• [Stated problem]: Among the records below, find each line that includes the string "grid" and copy it.

• [The input]:
------------------------------------

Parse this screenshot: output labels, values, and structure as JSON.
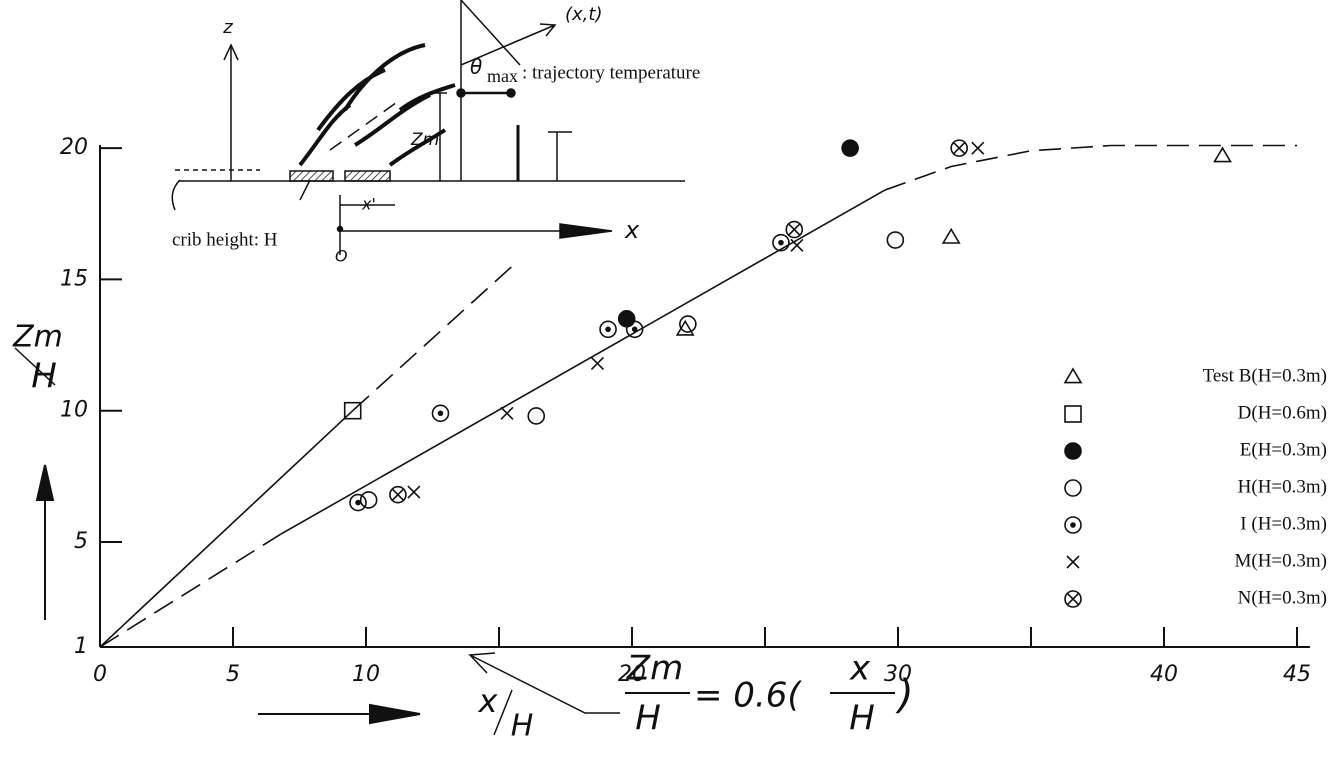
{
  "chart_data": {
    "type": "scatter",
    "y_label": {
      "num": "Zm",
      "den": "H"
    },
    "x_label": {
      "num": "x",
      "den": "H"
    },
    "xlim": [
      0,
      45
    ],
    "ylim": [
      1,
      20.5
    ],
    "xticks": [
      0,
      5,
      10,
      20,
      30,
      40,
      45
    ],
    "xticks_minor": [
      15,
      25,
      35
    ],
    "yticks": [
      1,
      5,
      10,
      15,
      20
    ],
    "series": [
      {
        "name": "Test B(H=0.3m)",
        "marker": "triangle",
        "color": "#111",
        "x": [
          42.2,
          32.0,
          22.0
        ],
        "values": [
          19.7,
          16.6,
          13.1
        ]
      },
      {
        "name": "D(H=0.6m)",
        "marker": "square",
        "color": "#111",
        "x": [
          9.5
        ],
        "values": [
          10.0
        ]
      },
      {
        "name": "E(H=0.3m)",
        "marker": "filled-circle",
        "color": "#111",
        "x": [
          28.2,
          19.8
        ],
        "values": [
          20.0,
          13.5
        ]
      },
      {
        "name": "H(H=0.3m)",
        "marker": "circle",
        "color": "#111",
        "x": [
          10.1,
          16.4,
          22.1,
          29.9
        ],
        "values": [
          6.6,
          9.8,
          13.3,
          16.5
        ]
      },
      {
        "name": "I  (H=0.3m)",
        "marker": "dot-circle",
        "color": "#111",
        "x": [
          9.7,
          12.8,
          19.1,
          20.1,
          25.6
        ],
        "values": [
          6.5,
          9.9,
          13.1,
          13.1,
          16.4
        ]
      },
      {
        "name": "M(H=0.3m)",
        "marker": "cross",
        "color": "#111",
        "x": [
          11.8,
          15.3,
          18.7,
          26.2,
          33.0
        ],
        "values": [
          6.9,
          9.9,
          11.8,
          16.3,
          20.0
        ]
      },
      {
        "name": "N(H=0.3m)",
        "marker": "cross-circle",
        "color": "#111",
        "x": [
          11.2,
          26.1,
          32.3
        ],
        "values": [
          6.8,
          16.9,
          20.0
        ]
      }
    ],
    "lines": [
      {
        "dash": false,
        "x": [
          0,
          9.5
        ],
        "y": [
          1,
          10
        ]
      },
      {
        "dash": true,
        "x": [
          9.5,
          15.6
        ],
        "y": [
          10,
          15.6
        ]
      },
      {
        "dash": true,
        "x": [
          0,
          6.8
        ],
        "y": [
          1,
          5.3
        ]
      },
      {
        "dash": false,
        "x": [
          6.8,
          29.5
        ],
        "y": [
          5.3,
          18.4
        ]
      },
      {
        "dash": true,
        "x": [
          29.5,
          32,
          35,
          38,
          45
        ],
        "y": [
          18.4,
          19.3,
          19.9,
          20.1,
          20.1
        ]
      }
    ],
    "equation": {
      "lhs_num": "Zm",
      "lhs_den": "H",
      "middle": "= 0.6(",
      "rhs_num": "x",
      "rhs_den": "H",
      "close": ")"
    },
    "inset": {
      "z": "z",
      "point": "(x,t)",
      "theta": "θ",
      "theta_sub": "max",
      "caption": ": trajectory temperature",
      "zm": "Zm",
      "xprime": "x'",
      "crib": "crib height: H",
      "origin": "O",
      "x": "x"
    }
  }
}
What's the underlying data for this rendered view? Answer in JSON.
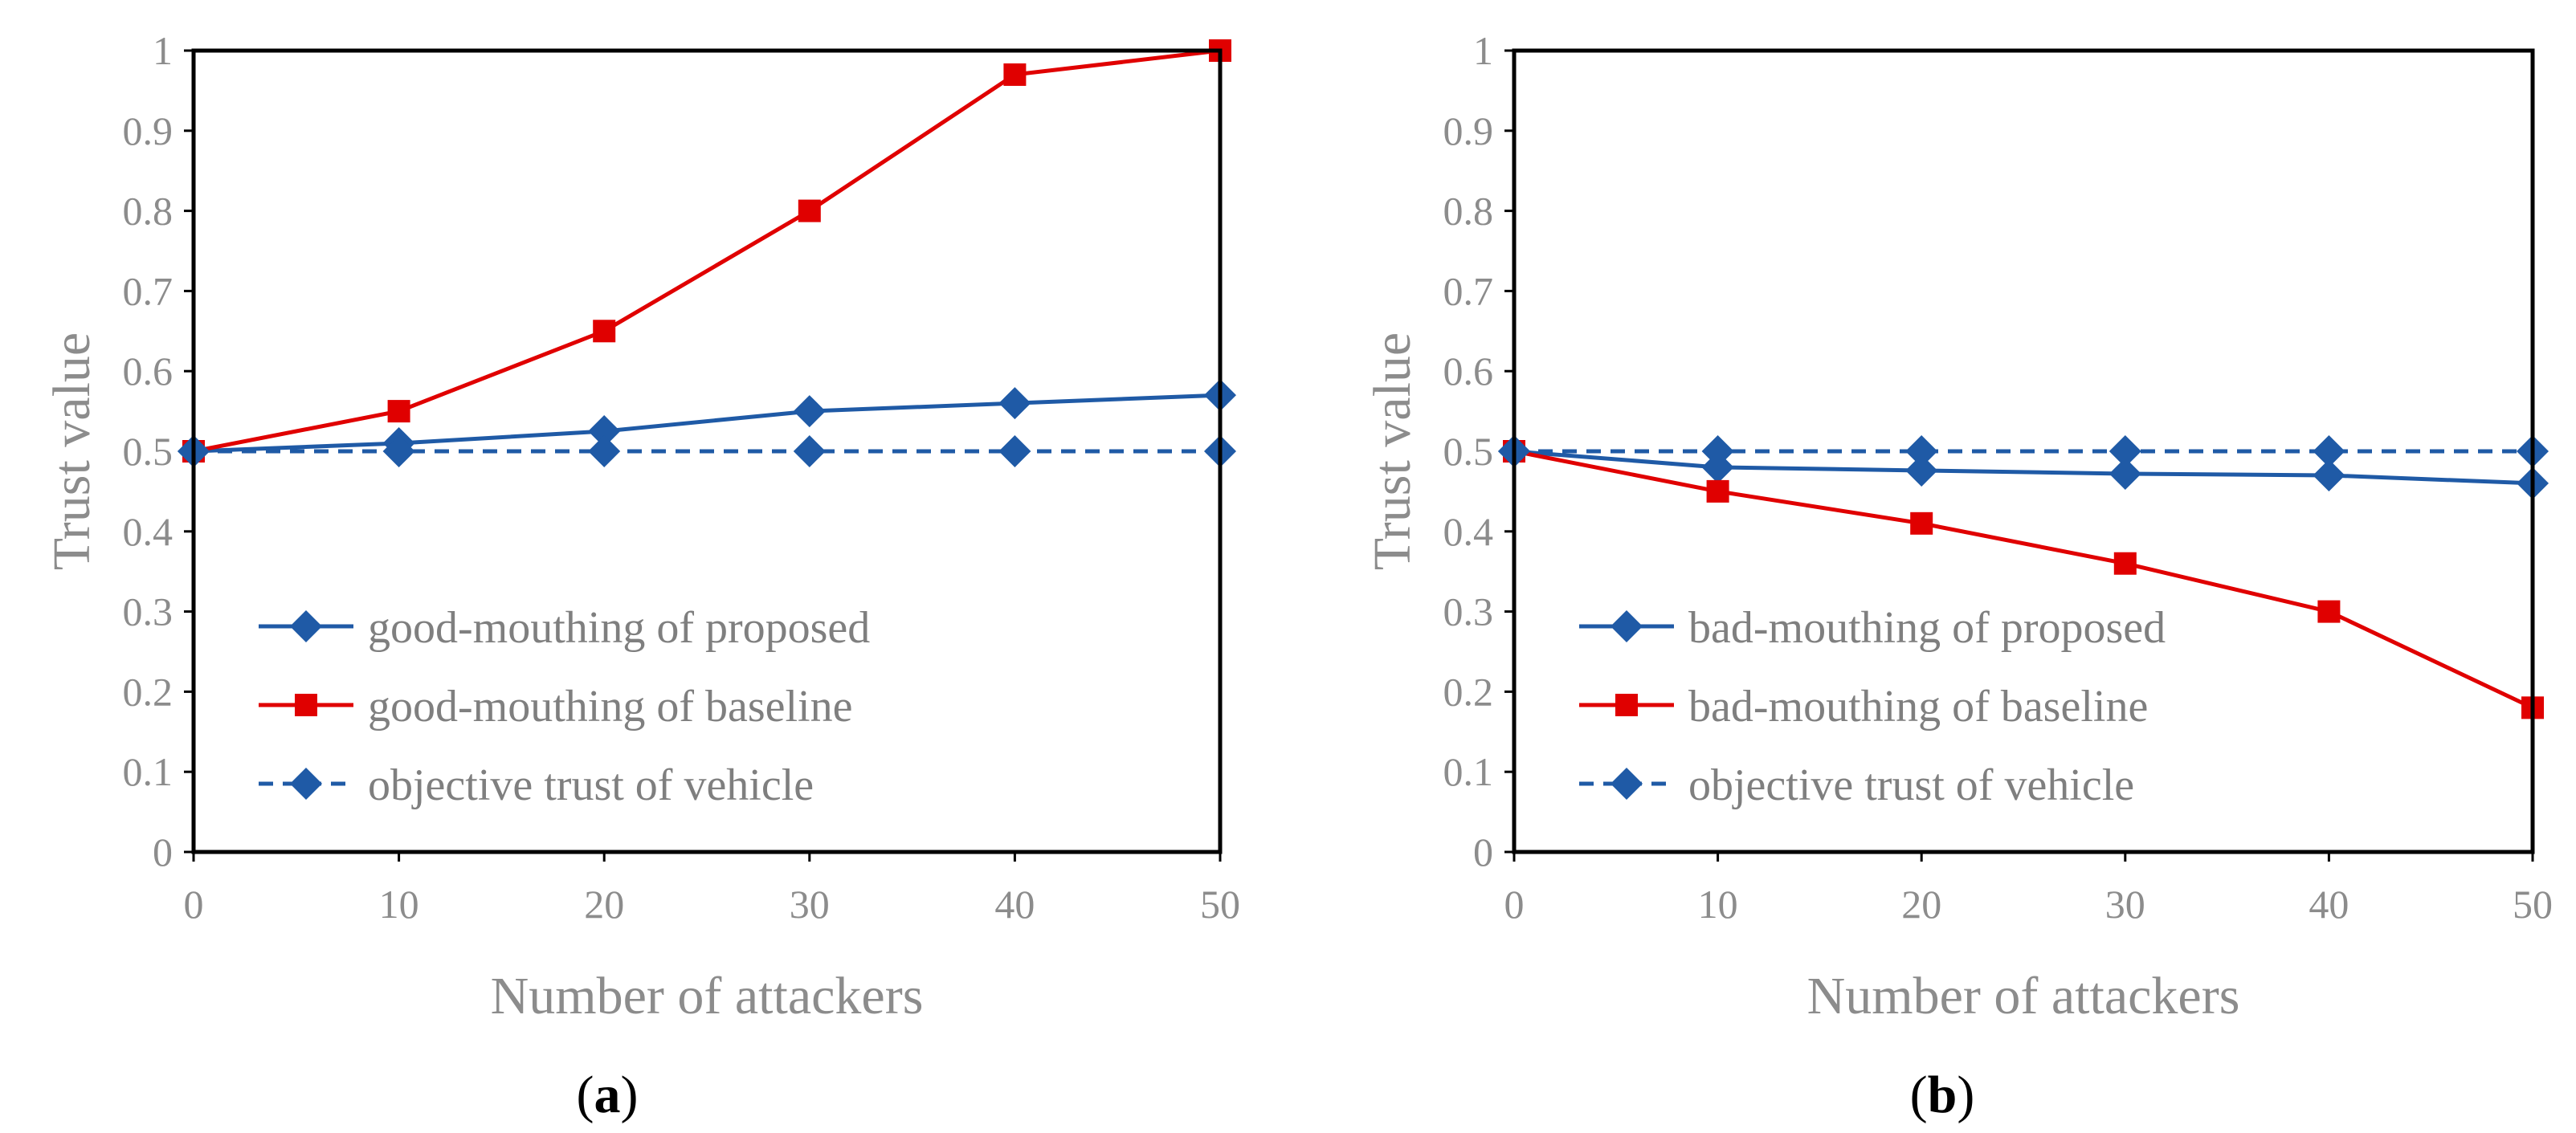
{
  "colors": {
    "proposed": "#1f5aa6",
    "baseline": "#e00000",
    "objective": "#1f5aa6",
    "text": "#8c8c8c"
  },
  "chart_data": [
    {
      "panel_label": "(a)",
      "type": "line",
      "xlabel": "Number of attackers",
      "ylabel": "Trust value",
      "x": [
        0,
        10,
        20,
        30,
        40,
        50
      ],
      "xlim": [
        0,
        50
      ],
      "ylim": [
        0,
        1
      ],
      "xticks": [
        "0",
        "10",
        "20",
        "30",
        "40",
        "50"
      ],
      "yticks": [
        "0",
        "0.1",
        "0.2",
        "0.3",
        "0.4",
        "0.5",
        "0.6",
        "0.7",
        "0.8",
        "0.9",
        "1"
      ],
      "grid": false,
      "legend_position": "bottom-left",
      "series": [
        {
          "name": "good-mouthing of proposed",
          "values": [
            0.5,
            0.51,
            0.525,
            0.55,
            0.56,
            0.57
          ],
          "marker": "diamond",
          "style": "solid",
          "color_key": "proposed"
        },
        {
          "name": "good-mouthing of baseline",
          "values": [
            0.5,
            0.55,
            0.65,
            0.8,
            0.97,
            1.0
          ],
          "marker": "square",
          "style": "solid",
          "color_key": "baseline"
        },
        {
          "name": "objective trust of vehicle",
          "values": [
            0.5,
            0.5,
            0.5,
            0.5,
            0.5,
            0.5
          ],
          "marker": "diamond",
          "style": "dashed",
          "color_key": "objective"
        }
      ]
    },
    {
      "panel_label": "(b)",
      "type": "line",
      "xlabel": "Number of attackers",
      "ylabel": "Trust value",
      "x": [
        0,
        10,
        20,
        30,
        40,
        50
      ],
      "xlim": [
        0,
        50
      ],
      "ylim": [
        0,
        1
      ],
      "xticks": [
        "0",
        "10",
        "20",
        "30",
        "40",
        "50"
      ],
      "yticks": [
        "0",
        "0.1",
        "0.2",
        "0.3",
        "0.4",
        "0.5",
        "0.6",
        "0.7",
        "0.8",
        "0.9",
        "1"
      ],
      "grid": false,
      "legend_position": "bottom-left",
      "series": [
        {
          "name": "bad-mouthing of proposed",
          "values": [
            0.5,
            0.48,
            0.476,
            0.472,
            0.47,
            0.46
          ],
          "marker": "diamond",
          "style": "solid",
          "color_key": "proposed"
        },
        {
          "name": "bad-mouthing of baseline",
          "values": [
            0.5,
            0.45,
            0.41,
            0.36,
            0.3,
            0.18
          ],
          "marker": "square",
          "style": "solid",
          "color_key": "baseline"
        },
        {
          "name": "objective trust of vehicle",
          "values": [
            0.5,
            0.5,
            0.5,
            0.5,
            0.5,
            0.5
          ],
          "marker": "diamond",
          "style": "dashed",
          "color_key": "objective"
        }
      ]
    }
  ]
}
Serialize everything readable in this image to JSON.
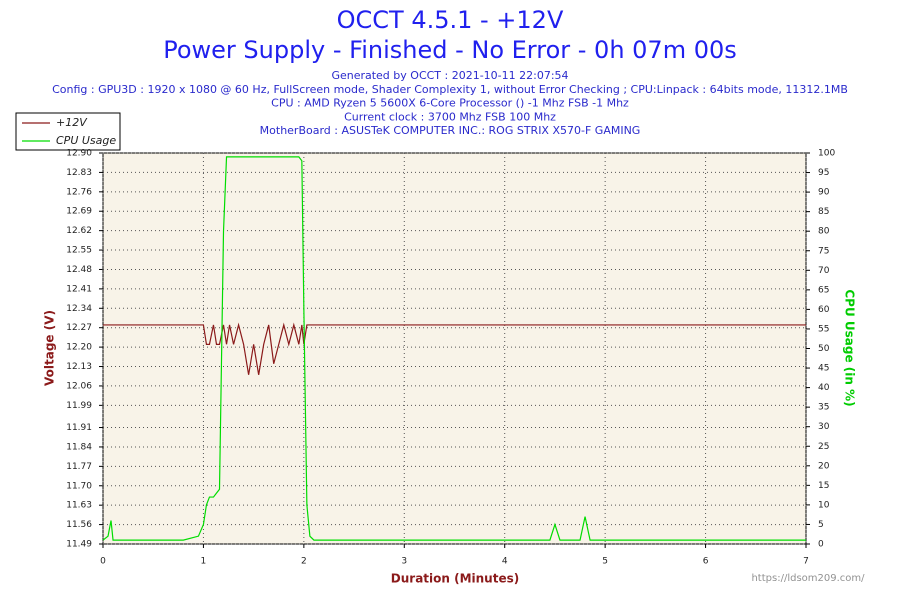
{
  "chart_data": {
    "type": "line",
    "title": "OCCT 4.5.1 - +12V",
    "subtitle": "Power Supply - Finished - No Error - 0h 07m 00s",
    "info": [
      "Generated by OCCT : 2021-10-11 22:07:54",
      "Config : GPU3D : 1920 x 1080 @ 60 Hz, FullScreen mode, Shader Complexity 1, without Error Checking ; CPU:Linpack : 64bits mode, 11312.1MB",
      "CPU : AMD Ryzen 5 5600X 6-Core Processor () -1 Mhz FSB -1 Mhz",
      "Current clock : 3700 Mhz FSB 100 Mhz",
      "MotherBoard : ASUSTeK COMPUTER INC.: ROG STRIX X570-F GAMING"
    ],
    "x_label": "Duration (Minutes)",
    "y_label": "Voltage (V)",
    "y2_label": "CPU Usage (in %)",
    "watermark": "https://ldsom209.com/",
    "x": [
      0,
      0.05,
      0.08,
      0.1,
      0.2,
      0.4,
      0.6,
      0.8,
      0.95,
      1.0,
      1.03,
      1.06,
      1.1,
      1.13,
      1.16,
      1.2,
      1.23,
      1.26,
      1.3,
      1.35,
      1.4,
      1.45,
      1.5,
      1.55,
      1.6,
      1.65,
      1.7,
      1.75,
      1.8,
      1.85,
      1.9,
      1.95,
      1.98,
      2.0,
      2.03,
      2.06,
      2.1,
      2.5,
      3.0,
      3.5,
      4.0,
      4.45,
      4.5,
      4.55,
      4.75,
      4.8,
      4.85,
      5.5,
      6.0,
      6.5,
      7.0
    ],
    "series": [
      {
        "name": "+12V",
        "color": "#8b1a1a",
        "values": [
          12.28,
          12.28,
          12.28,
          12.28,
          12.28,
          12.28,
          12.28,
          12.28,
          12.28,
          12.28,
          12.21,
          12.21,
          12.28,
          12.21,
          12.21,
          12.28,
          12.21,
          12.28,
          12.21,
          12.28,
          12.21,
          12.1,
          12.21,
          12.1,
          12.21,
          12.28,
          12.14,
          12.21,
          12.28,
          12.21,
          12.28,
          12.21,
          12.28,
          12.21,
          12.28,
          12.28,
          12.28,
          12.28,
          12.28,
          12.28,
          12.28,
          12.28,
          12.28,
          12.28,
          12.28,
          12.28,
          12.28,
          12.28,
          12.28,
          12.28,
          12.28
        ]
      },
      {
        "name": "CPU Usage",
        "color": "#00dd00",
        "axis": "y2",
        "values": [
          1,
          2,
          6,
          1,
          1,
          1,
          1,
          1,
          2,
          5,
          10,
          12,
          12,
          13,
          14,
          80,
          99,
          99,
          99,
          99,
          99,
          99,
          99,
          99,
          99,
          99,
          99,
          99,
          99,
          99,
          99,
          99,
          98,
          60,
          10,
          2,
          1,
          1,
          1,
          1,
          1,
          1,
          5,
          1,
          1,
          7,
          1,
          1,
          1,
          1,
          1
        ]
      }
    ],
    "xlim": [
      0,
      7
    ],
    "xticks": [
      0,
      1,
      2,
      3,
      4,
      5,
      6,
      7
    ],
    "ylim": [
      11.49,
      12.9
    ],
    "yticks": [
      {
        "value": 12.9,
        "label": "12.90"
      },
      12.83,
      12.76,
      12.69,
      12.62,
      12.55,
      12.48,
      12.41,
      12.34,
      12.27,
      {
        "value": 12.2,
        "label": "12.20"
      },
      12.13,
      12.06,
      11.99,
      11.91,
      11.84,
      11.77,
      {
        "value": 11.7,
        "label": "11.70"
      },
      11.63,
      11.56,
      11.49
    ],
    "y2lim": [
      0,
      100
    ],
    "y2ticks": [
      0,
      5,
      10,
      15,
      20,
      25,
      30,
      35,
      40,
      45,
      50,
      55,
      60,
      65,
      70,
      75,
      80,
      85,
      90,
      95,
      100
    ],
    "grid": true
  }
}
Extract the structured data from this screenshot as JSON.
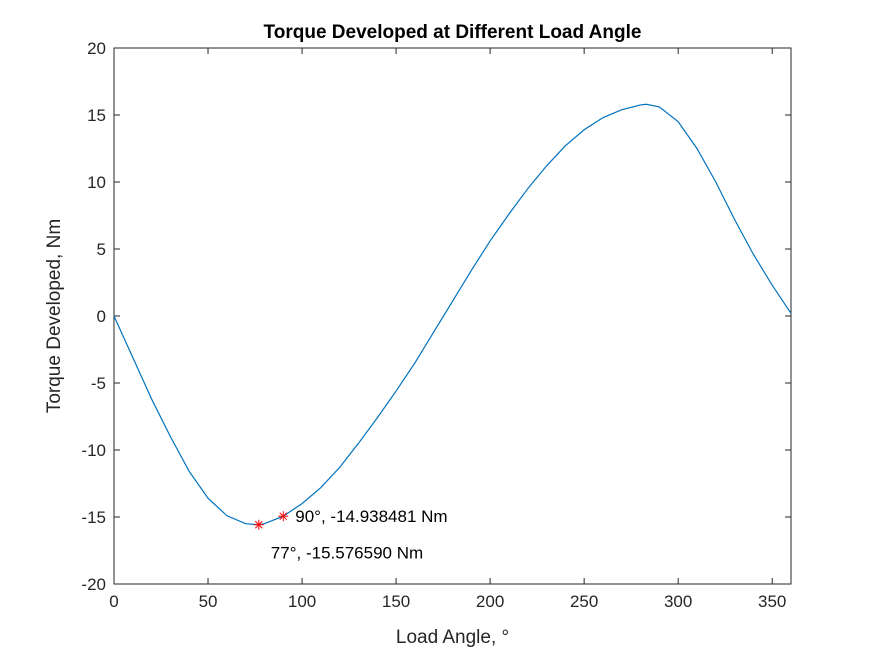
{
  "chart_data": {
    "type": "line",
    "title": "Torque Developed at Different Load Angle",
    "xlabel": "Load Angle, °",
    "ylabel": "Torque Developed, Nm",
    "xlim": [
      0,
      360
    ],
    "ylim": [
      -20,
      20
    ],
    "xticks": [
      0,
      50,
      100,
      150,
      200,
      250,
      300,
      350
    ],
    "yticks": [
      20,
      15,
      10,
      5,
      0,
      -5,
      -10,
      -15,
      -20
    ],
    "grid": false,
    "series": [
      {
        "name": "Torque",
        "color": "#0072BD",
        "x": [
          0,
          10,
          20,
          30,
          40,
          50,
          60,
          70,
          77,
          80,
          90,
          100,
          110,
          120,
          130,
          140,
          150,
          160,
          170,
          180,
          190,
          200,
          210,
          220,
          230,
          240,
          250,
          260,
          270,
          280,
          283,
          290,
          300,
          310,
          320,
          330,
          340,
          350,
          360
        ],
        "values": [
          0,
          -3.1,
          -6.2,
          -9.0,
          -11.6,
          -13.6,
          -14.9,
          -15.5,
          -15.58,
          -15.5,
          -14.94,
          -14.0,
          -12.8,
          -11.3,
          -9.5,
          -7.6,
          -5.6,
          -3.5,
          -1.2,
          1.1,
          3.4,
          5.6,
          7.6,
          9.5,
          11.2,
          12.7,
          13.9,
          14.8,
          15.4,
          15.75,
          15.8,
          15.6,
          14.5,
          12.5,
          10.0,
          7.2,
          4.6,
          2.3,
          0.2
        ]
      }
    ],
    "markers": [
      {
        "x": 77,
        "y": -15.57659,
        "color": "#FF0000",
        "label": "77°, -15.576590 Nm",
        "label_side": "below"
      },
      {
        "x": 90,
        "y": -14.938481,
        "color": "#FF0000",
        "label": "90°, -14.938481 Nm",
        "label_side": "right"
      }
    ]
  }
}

------------------------------------

• [Worked solution]:
      "grid": false,
      "grid": false,
    "grid": true
    "grid": false,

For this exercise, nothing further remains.